_Work to do_. Your answer should be a single number: the count of lines containing the string "ylabel".

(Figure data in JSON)
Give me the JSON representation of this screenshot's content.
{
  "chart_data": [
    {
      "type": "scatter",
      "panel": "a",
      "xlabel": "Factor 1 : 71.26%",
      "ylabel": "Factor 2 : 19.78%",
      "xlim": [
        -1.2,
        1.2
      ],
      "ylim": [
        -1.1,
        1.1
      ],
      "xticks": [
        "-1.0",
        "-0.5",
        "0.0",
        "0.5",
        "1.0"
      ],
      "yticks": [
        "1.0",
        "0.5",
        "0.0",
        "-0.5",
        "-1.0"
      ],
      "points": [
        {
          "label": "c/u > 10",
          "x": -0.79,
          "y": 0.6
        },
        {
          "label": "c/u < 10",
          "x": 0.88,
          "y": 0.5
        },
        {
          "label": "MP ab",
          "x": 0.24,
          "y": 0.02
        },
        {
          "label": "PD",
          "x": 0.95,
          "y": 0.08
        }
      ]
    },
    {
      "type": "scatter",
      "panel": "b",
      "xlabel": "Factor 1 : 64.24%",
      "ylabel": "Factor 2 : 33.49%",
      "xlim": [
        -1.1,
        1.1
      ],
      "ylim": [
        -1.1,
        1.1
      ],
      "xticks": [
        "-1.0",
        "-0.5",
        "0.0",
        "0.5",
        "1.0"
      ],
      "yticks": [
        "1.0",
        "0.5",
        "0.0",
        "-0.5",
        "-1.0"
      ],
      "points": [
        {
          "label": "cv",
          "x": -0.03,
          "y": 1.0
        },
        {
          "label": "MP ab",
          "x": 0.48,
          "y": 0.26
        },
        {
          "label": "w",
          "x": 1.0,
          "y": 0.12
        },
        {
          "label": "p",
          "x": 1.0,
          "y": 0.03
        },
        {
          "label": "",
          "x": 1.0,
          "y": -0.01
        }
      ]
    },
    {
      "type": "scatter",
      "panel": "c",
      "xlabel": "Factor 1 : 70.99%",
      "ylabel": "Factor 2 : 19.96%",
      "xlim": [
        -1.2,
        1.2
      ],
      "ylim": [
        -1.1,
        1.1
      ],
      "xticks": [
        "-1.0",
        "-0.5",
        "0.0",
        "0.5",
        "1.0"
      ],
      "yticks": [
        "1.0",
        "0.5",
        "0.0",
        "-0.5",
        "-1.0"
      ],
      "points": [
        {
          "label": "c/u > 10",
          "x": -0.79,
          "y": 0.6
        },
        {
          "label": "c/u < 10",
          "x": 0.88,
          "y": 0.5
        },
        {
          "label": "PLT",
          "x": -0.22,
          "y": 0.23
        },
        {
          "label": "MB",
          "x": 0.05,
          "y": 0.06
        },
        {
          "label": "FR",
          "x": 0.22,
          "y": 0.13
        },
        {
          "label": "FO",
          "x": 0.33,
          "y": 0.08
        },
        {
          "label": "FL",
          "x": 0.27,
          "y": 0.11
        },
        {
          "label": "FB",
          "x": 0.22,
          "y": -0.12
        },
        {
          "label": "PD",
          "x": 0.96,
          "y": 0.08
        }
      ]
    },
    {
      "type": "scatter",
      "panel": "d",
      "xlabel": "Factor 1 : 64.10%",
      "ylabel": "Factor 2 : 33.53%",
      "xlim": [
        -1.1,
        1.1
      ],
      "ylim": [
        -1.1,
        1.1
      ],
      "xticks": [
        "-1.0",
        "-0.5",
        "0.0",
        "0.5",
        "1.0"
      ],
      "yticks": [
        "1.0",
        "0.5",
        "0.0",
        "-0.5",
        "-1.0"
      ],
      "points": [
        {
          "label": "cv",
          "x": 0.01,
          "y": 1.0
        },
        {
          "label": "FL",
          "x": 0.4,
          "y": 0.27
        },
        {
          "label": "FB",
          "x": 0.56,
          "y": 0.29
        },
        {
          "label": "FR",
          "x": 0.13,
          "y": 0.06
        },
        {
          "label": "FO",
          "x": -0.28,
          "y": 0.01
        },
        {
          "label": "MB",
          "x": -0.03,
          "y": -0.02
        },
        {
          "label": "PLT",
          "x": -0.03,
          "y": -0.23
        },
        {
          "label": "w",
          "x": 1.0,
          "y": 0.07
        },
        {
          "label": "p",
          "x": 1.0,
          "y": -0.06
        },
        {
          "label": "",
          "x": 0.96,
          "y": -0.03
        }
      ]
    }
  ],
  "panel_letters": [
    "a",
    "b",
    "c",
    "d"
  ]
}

_Answer to the task_. 4